## begin

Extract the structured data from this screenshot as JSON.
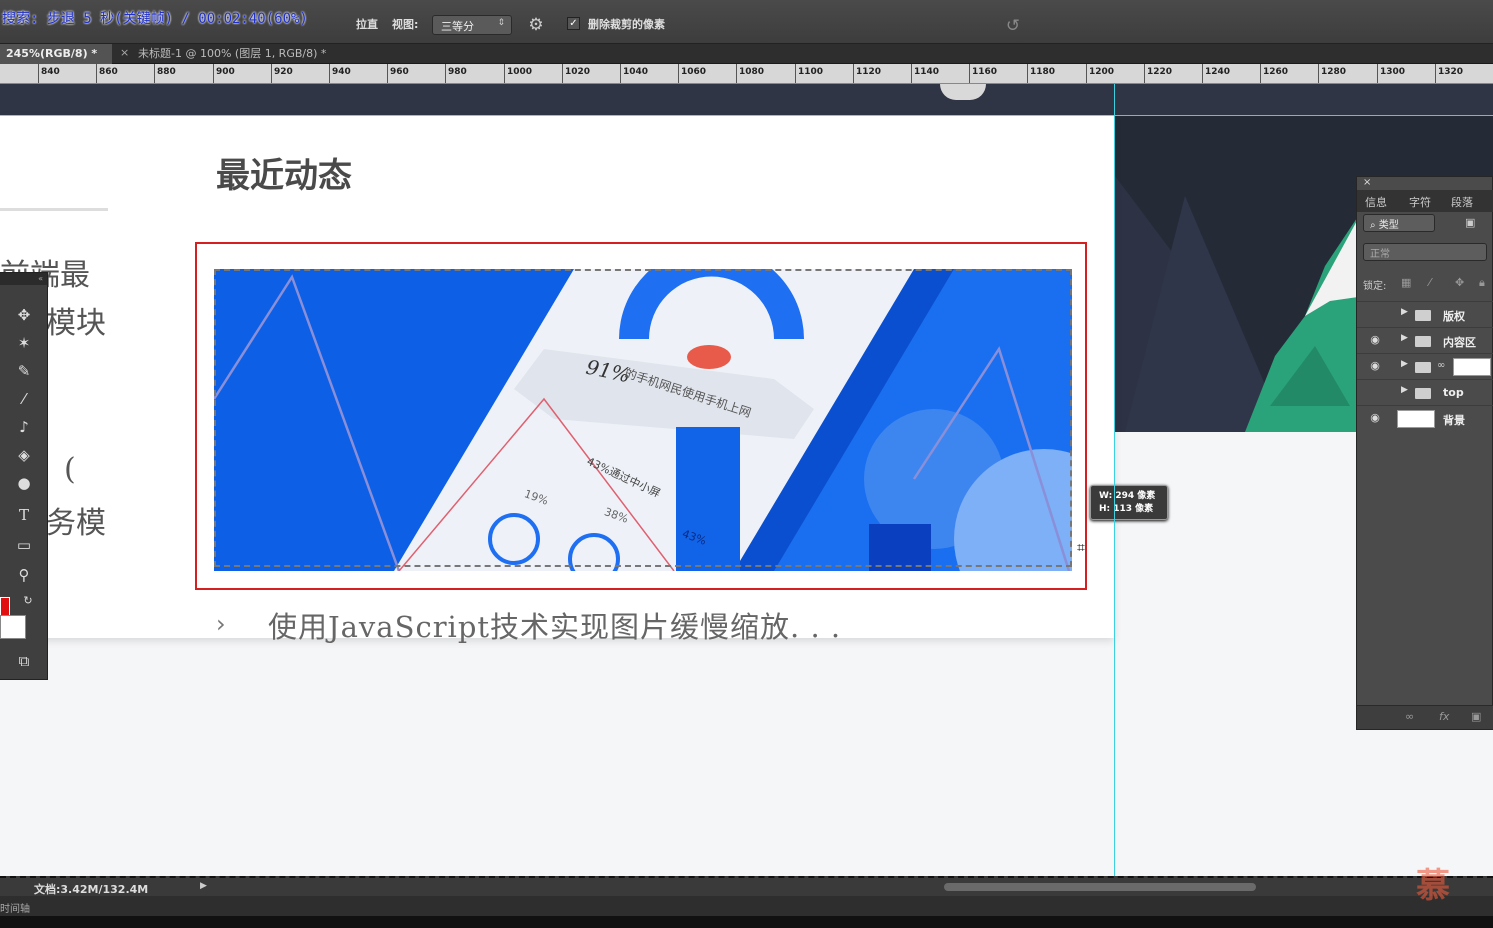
{
  "overlay": {
    "search_text": "搜索: 步退 5 秒(关键帧) / 00:02:40(60%)"
  },
  "options_bar": {
    "straighten_label": "拉直",
    "view_label": "视图:",
    "view_value": "三等分",
    "delete_cropped_label": "删除裁剪的像素",
    "delete_cropped_checked": true
  },
  "tabs": [
    {
      "label": "245%(RGB/8) *"
    },
    {
      "label": "未标题-1 @ 100% (图层 1, RGB/8) *"
    }
  ],
  "ruler": {
    "labels": [
      "840",
      "860",
      "880",
      "900",
      "920",
      "940",
      "960",
      "980",
      "1000",
      "1020",
      "1040",
      "1060",
      "1080",
      "1100",
      "1120",
      "1140",
      "1160",
      "1180",
      "1200",
      "1220",
      "1240",
      "1260",
      "1280",
      "1300",
      "1320"
    ]
  },
  "canvas": {
    "section_title": "最近动态",
    "left_fragments": [
      "前端最",
      "模块",
      "(",
      "务模"
    ],
    "article_text": "使用JavaScript技术实现图片缓慢缩放. . .",
    "banner": {
      "percent": "91%",
      "caption": "的手机网民使用手机上网",
      "sub": "43%通过中小屏",
      "labels": [
        "19%",
        "38%",
        "43%"
      ]
    },
    "crop_tooltip": {
      "w": "W: 294 像素",
      "h": "H: 113 像素"
    }
  },
  "layers_panel": {
    "tabs": [
      "信息",
      "字符",
      "段落"
    ],
    "filter": "类型",
    "blend_mode": "正常",
    "lock_label": "锁定:",
    "layers": [
      {
        "name": "版权",
        "type": "group",
        "visible": false
      },
      {
        "name": "内容区",
        "type": "group",
        "visible": true
      },
      {
        "name": "",
        "type": "group-mask",
        "visible": true
      },
      {
        "name": "top",
        "type": "group",
        "visible": false
      },
      {
        "name": "背景",
        "type": "layer",
        "visible": true
      }
    ]
  },
  "status": {
    "doc": "文档:3.42M/132.4M",
    "timeline": "时间轴"
  },
  "watermark": "慕"
}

## end

Can you retype every record above exactly, leaving out the pictures?

Extract the structured data from this screenshot as JSON.
{
  "overlay": {
    "search_text": "搜索: 步退 5 秒(关键帧) / 00:02:40(60%)"
  },
  "options_bar": {
    "straighten_label": "拉直",
    "view_label": "视图:",
    "view_value": "三等分",
    "delete_cropped_label": "删除裁剪的像素",
    "delete_cropped_checked": true
  },
  "tabs": [
    {
      "label": "245%(RGB/8) *"
    },
    {
      "label": "未标题-1 @ 100% (图层 1, RGB/8) *"
    }
  ],
  "ruler": {
    "labels": [
      "840",
      "860",
      "880",
      "900",
      "920",
      "940",
      "960",
      "980",
      "1000",
      "1020",
      "1040",
      "1060",
      "1080",
      "1100",
      "1120",
      "1140",
      "1160",
      "1180",
      "1200",
      "1220",
      "1240",
      "1260",
      "1280",
      "1300",
      "1320"
    ]
  },
  "canvas": {
    "section_title": "最近动态",
    "left_fragments": [
      "前端最",
      "模块",
      "(",
      "务模"
    ],
    "article_text": "使用JavaScript技术实现图片缓慢缩放. . .",
    "banner": {
      "percent": "91%",
      "caption": "的手机网民使用手机上网",
      "sub": "43%通过中小屏",
      "labels": [
        "19%",
        "38%",
        "43%"
      ]
    },
    "crop_tooltip": {
      "w": "W: 294 像素",
      "h": "H: 113 像素"
    }
  },
  "layers_panel": {
    "tabs": [
      "信息",
      "字符",
      "段落"
    ],
    "filter": "类型",
    "blend_mode": "正常",
    "lock_label": "锁定:",
    "layers": [
      {
        "name": "版权",
        "type": "group",
        "visible": false
      },
      {
        "name": "内容区",
        "type": "group",
        "visible": true
      },
      {
        "name": "",
        "type": "group-mask",
        "visible": true
      },
      {
        "name": "top",
        "type": "group",
        "visible": false
      },
      {
        "name": "背景",
        "type": "layer",
        "visible": true
      }
    ]
  },
  "status": {
    "doc": "文档:3.42M/132.4M",
    "timeline": "时间轴"
  },
  "watermark": "慕"
}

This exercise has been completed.